PROBLEM STATEMENT> Determine how many lines include "Among". Give the number and nothing else.

EXCERPTED DATA>

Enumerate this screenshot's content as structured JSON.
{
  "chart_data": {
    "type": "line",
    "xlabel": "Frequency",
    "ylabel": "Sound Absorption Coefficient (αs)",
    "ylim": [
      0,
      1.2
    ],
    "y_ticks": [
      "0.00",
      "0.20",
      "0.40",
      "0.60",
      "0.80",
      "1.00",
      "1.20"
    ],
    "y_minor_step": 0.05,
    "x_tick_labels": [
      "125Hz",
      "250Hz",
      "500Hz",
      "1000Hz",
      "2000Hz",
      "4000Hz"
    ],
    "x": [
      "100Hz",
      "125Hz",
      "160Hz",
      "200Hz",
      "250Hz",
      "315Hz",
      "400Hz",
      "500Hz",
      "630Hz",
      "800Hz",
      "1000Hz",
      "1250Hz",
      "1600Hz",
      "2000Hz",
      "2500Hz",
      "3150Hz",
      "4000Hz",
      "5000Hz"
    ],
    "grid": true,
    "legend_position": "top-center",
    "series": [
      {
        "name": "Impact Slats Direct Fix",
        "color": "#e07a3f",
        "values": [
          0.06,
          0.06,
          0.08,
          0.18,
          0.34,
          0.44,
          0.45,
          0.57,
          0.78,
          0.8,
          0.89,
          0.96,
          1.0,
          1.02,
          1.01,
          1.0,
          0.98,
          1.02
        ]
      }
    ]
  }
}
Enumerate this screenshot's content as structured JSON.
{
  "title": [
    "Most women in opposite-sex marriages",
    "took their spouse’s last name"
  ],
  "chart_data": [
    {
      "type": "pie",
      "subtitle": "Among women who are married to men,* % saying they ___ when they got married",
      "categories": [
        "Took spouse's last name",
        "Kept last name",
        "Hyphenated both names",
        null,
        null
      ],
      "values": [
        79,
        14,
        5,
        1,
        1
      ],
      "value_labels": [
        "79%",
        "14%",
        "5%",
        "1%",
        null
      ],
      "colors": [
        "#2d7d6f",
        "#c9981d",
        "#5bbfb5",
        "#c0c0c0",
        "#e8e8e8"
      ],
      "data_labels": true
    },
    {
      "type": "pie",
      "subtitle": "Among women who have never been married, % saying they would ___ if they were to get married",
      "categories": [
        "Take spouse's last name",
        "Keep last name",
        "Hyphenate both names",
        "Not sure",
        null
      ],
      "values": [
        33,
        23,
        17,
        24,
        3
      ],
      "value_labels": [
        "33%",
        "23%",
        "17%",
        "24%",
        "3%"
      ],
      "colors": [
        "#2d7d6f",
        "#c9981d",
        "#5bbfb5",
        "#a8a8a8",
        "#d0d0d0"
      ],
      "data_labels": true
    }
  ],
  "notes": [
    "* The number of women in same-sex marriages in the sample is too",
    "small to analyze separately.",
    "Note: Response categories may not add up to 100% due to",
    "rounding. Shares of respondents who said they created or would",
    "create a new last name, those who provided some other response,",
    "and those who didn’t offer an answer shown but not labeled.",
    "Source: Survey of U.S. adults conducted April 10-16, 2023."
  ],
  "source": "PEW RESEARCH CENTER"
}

ANSWER TO THIS TASK> 2